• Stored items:

◆ ◆ ◆ ◆ ◆

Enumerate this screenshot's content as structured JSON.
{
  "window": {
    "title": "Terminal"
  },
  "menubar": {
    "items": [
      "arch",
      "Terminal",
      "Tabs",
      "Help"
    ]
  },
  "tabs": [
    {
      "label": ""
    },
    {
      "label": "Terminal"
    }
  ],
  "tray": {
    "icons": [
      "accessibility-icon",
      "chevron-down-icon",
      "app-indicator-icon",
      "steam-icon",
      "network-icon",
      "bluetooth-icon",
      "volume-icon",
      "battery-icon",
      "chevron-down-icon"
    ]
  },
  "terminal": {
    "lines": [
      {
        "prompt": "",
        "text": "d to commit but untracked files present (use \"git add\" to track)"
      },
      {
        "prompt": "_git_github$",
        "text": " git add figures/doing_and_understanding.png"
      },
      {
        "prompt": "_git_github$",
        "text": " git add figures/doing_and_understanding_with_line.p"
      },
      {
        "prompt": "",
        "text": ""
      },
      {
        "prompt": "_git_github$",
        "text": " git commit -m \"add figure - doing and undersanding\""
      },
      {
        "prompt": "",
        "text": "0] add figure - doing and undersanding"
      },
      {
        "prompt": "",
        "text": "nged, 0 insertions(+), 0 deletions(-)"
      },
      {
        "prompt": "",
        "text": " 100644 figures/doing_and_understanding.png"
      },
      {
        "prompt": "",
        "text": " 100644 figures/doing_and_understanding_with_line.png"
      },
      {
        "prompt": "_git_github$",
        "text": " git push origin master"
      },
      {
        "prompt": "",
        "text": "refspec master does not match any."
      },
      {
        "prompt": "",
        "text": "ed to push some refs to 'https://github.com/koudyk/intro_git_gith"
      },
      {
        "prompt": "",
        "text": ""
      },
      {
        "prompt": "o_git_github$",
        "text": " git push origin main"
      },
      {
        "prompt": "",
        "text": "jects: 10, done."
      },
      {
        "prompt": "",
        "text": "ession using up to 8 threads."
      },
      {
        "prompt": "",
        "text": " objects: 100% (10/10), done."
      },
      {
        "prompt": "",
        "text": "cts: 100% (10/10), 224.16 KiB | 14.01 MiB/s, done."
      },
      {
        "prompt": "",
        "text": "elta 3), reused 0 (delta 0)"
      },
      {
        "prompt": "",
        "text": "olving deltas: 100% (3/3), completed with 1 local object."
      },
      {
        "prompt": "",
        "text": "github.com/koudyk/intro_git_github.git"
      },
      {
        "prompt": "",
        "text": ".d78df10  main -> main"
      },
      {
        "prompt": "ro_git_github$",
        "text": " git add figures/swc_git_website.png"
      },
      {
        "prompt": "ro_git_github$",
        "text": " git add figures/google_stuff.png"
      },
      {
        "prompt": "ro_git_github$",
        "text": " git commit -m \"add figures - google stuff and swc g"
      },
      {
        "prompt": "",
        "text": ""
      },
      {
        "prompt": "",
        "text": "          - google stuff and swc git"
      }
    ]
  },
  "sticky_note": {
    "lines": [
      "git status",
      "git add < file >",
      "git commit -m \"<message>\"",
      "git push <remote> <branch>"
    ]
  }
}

◆ ◆ ◆ ◆ ◆

• Exercise goal:
Each line that has the word "chevron" should be copied.

• Answer in full:
      "chevron-down-icon",
      "chevron-down-icon"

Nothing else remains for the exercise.